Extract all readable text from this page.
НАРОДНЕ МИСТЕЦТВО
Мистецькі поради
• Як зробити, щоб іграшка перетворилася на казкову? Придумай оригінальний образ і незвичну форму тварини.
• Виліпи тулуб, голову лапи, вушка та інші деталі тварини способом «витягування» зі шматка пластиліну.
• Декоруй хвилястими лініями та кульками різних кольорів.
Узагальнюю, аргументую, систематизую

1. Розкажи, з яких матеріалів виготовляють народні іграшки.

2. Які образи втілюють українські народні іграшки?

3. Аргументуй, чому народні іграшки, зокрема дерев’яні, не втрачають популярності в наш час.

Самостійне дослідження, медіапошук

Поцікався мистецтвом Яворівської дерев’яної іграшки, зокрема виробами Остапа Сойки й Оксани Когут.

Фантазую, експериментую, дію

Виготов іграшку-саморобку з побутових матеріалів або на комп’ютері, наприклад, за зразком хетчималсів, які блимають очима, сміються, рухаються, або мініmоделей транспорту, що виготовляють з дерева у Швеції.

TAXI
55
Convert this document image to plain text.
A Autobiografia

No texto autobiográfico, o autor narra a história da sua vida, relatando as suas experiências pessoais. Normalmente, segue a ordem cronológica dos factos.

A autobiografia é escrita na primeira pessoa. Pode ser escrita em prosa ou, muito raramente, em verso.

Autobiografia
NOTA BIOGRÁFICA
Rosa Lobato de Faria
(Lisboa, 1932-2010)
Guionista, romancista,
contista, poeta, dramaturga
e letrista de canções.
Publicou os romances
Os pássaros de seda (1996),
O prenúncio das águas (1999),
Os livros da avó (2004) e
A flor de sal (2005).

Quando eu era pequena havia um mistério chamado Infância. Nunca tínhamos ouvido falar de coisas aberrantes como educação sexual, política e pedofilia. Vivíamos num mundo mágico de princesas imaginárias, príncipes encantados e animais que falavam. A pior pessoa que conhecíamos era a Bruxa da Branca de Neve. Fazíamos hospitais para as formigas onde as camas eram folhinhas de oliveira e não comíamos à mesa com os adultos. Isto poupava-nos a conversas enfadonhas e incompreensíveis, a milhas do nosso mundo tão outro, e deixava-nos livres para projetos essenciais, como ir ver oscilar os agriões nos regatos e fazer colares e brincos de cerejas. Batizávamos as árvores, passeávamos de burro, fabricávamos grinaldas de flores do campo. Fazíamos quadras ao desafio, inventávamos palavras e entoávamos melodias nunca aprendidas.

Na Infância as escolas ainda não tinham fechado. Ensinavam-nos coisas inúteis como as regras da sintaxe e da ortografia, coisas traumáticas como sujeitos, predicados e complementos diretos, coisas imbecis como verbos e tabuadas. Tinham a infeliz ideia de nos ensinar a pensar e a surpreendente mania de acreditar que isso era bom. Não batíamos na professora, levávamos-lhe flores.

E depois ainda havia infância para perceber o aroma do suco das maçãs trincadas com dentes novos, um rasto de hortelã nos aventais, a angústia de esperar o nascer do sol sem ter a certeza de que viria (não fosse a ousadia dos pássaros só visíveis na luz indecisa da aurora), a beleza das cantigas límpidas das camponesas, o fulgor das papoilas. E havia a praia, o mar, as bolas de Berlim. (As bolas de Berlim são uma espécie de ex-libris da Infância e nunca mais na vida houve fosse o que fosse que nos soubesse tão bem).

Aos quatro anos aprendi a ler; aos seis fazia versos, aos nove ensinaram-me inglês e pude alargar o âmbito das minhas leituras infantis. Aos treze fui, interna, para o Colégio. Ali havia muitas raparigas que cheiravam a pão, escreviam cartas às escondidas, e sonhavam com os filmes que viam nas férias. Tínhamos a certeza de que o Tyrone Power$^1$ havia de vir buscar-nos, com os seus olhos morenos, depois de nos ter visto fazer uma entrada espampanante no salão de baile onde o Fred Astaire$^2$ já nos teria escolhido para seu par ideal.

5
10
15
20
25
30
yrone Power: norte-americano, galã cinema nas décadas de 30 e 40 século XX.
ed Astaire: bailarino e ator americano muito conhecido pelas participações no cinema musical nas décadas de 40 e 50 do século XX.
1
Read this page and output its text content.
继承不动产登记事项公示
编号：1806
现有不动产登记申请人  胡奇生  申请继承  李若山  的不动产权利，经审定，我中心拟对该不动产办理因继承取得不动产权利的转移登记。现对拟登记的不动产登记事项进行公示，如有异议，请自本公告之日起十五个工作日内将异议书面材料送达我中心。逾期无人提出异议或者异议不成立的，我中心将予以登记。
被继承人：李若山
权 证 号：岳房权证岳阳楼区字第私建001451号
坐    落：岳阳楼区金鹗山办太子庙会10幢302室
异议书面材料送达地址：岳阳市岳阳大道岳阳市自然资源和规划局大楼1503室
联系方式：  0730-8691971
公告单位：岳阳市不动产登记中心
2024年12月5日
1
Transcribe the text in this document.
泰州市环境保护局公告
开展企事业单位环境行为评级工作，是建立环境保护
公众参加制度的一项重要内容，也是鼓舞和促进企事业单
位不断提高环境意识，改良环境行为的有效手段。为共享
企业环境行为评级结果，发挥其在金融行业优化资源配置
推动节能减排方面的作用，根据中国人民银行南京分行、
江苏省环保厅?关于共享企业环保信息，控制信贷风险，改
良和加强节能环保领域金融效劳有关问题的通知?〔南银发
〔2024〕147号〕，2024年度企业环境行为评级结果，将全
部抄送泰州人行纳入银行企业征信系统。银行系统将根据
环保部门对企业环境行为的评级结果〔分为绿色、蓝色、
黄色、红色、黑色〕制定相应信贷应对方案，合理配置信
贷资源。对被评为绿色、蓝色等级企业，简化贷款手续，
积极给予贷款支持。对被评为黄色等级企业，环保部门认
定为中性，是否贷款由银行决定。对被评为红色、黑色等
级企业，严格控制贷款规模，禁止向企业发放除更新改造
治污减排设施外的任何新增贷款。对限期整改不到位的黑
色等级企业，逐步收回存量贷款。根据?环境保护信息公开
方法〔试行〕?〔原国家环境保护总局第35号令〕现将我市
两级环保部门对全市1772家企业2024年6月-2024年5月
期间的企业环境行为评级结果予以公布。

### Task objective
Write out all the data again, exactly as it appears.

### Output below
Extract all readable text from this page.
НАРОДНЕ МИСТЕЦТВО
Мистецькі поради
• Як зробити, щоб іграшка перетворилася на казкову? Придумай оригінальний образ і незвичну форму тварини.
• Виліпи тулуб, голову лапи, вушка та інші деталі тварини способом «витягування» зі шматка пластиліну.
• Декоруй хвилястими лініями та кульками різних кольорів.
Узагальнюю, аргументую, систематизую

1. Розкажи, з яких матеріалів виготовляють народні іграшки.

2. Які образи втілюють українські народні іграшки?

3. Аргументуй, чому народні іграшки, зокрема дерев’яні, не втрачають популярності в наш час.

Самостійне дослідження, медіапошук

Поцікався мистецтвом Яворівської дерев’яної іграшки, зокрема виробами Остапа Сойки й Оксани Когут.

Фантазую, експериментую, дію

Виготов іграшку-саморобку з побутових матеріалів або на комп’ютері, наприклад, за зразком хетчималсів, які блимають очима, сміються, рухаються, або мініmоделей транспорту, що виготовляють з дерева у Швеції.

TAXI
55
Convert this document image to plain text.
A Autobiografia

No texto autobiográfico, o autor narra a história da sua vida, relatando as suas experiências pessoais. Normalmente, segue a ordem cronológica dos factos.

A autobiografia é escrita na primeira pessoa. Pode ser escrita em prosa ou, muito raramente, em verso.

Autobiografia
NOTA BIOGRÁFICA
Rosa Lobato de Faria
(Lisboa, 1932-2010)
Guionista, romancista,
contista, poeta, dramaturga
e letrista de canções.
Publicou os romances
Os pássaros de seda (1996),
O prenúncio das águas (1999),
Os livros da avó (2004) e
A flor de sal (2005).

Quando eu era pequena havia um mistério chamado Infância. Nunca tínhamos ouvido falar de coisas aberrantes como educação sexual, política e pedofilia. Vivíamos num mundo mágico de princesas imaginárias, príncipes encantados e animais que falavam. A pior pessoa que conhecíamos era a Bruxa da Branca de Neve. Fazíamos hospitais para as formigas onde as camas eram folhinhas de oliveira e não comíamos à mesa com os adultos. Isto poupava-nos a conversas enfadonhas e incompreensíveis, a milhas do nosso mundo tão outro, e deixava-nos livres para projetos essenciais, como ir ver oscilar os agriões nos regatos e fazer colares e brincos de cerejas. Batizávamos as árvores, passeávamos de burro, fabricávamos grinaldas de flores do campo. Fazíamos quadras ao desafio, inventávamos palavras e entoávamos melodias nunca aprendidas.

Na Infância as escolas ainda não tinham fechado. Ensinavam-nos coisas inúteis como as regras da sintaxe e da ortografia, coisas traumáticas como sujeitos, predicados e complementos diretos, coisas imbecis como verbos e tabuadas. Tinham a infeliz ideia de nos ensinar a pensar e a surpreendente mania de acreditar que isso era bom. Não batíamos na professora, levávamos-lhe flores.

E depois ainda havia infância para perceber o aroma do suco das maçãs trincadas com dentes novos, um rasto de hortelã nos aventais, a angústia de esperar o nascer do sol sem ter a certeza de que viria (não fosse a ousadia dos pássaros só visíveis na luz indecisa da aurora), a beleza das cantigas límpidas das camponesas, o fulgor das papoilas. E havia a praia, o mar, as bolas de Berlim. (As bolas de Berlim são uma espécie de ex-libris da Infância e nunca mais na vida houve fosse o que fosse que nos soubesse tão bem).

Aos quatro anos aprendi a ler; aos seis fazia versos, aos nove ensinaram-me inglês e pude alargar o âmbito das minhas leituras infantis. Aos treze fui, interna, para o Colégio. Ali havia muitas raparigas que cheiravam a pão, escreviam cartas às escondidas, e sonhavam com os filmes que viam nas férias. Tínhamos a certeza de que o Tyrone Power$^1$ havia de vir buscar-nos, com os seus olhos morenos, depois de nos ter visto fazer uma entrada espampanante no salão de baile onde o Fred Astaire$^2$ já nos teria escolhido para seu par ideal.

5
10
15
20
25
30
yrone Power: norte-americano, galã cinema nas décadas de 30 e 40 século XX.
ed Astaire: bailarino e ator americano muito conhecido pelas participações no cinema musical nas décadas de 40 e 50 do século XX.
1
Read this page and output its text content.
继承不动产登记事项公示
编号：1806
现有不动产登记申请人  胡奇生  申请继承  李若山  的不动产权利，经审定，我中心拟对该不动产办理因继承取得不动产权利的转移登记。现对拟登记的不动产登记事项进行公示，如有异议，请自本公告之日起十五个工作日内将异议书面材料送达我中心。逾期无人提出异议或者异议不成立的，我中心将予以登记。
被继承人：李若山
权 证 号：岳房权证岳阳楼区字第私建001451号
坐    落：岳阳楼区金鹗山办太子庙会10幢302室
异议书面材料送达地址：岳阳市岳阳大道岳阳市自然资源和规划局大楼1503室
联系方式：  0730-8691971
公告单位：岳阳市不动产登记中心
2024年12月5日
1
Transcribe the text in this document.
泰州市环境保护局公告
开展企事业单位环境行为评级工作，是建立环境保护
公众参加制度的一项重要内容，也是鼓舞和促进企事业单
位不断提高环境意识，改良环境行为的有效手段。为共享
企业环境行为评级结果，发挥其在金融行业优化资源配置
推动节能减排方面的作用，根据中国人民银行南京分行、
江苏省环保厅?关于共享企业环保信息，控制信贷风险，改
良和加强节能环保领域金融效劳有关问题的通知?〔南银发
〔2024〕147号〕，2024年度企业环境行为评级结果，将全
部抄送泰州人行纳入银行企业征信系统。银行系统将根据
环保部门对企业环境行为的评级结果〔分为绿色、蓝色、
黄色、红色、黑色〕制定相应信贷应对方案，合理配置信
贷资源。对被评为绿色、蓝色等级企业，简化贷款手续，
积极给予贷款支持。对被评为黄色等级企业，环保部门认
定为中性，是否贷款由银行决定。对被评为红色、黑色等
级企业，严格控制贷款规模，禁止向企业发放除更新改造
治污减排设施外的任何新增贷款。对限期整改不到位的黑
色等级企业，逐步收回存量贷款。根据?环境保护信息公开
方法〔试行〕?〔原国家环境保护总局第35号令〕现将我市
两级环保部门对全市1772家企业2024年6月-2024年5月
期间的企业环境行为评级结果予以公布。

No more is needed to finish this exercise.